• Written problem
State how many lines hold the string "Επιστήμης". Give the number and nothing else.

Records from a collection
- - -
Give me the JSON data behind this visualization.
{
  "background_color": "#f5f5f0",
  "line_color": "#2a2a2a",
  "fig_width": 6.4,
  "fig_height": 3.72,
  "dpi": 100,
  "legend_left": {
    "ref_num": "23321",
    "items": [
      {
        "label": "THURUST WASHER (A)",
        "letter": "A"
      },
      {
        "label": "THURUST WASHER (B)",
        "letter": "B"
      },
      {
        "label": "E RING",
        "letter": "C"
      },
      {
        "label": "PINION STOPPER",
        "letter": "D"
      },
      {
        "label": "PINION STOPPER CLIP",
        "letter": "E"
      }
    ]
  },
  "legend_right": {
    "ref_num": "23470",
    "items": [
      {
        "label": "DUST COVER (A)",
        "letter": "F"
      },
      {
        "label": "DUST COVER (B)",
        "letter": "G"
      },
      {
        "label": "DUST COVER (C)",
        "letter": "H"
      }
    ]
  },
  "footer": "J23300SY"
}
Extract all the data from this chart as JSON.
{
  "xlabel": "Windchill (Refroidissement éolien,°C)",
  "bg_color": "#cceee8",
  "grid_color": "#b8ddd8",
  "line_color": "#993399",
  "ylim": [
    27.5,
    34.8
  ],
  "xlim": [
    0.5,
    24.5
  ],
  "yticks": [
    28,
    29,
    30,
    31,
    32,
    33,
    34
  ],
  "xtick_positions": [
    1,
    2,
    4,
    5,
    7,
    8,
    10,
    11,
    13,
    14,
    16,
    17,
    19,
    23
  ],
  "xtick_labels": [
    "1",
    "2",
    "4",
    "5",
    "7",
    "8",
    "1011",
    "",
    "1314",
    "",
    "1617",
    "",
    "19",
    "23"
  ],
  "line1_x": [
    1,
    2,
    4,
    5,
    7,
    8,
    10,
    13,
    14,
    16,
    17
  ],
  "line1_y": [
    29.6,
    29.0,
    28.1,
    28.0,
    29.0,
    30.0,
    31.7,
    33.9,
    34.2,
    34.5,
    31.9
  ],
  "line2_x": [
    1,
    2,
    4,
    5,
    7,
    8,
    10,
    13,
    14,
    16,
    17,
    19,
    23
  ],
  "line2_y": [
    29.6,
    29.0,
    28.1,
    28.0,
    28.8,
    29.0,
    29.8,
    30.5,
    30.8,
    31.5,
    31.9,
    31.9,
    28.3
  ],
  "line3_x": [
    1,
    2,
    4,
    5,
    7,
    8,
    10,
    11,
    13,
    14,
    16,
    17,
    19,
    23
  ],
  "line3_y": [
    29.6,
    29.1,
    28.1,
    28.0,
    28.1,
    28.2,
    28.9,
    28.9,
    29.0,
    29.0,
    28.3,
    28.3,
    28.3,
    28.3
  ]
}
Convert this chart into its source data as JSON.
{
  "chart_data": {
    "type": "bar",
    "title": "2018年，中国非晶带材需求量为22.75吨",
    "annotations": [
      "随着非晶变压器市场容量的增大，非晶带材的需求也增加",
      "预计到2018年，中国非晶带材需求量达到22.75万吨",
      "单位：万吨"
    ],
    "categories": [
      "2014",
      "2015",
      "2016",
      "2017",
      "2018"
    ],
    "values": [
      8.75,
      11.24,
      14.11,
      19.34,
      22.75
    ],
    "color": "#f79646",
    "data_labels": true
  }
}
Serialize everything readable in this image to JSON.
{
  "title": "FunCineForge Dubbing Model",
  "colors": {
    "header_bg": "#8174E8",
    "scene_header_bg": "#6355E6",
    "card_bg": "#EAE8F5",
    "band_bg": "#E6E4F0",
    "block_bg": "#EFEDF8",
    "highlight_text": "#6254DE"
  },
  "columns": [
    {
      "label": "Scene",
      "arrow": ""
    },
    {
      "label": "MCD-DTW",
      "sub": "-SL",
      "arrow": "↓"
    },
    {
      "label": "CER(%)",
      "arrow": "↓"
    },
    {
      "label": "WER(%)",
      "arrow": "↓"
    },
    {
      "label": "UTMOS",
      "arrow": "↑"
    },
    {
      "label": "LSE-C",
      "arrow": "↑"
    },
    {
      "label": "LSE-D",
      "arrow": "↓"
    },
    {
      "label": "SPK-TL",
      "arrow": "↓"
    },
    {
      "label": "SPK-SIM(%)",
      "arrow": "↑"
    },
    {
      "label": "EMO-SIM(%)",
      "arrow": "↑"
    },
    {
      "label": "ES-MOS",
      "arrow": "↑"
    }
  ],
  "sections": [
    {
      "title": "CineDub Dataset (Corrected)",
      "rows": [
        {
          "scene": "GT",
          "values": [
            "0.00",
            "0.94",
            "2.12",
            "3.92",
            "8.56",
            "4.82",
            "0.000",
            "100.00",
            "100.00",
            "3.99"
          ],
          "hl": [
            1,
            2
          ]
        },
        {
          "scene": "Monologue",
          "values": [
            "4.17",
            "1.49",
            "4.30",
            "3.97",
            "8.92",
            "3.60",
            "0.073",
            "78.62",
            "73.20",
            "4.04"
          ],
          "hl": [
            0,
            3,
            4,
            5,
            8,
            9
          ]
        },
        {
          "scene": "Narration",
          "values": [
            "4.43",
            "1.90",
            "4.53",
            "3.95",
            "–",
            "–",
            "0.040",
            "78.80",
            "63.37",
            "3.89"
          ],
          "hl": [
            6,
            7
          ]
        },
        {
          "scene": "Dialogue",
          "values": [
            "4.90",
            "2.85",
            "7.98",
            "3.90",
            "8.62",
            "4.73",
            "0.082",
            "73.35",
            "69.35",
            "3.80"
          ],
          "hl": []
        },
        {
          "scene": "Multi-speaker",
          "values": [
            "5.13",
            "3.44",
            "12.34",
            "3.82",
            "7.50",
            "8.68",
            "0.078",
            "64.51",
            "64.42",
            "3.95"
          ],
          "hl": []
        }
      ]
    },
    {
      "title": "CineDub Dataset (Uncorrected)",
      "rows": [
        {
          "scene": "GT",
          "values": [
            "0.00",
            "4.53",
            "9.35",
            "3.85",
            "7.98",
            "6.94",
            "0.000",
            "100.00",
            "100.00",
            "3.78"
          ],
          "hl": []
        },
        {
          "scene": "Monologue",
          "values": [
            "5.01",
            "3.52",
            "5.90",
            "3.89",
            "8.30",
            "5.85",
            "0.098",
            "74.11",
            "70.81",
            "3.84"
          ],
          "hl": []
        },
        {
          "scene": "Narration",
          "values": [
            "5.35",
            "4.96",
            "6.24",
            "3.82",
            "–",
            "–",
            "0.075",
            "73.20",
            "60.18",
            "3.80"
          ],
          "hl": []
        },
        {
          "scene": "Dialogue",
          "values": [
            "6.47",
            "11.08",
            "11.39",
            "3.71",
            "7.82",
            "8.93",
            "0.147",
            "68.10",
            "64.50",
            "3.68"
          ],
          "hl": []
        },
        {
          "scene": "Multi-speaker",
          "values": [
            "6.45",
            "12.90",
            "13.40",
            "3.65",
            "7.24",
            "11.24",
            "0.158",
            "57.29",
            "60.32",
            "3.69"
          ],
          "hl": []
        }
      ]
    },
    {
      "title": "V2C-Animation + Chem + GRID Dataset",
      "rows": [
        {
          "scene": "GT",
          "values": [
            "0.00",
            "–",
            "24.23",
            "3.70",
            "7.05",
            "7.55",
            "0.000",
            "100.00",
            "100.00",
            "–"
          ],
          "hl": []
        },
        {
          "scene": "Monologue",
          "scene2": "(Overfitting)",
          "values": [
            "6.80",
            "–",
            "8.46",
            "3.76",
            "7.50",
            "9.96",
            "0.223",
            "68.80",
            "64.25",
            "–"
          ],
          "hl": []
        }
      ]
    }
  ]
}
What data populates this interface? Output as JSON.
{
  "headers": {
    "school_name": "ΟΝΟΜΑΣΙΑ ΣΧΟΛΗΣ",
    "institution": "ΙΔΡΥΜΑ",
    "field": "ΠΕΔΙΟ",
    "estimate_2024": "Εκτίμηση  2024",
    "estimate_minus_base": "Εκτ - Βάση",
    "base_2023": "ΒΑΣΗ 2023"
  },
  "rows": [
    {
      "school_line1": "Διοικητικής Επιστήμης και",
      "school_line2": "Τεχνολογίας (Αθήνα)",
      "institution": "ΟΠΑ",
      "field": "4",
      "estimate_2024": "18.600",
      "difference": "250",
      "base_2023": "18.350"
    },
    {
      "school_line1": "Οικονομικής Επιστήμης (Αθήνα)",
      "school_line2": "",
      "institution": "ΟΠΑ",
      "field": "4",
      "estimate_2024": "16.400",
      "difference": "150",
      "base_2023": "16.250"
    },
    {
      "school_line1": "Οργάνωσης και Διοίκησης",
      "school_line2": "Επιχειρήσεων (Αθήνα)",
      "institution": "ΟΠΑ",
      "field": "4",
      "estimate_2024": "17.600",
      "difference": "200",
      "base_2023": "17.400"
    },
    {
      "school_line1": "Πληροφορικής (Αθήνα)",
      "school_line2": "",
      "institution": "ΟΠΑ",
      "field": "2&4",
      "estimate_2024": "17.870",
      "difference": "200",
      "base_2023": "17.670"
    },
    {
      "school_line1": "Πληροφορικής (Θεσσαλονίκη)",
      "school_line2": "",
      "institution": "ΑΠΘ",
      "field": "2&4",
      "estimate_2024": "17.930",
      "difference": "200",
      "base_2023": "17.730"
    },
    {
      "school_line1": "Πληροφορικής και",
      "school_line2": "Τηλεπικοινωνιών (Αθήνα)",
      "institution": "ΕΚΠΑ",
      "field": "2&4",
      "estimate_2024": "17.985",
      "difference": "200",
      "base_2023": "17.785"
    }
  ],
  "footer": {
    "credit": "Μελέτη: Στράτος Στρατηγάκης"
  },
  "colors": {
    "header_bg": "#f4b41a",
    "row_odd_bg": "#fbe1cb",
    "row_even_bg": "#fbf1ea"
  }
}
- - -
• Written answer
2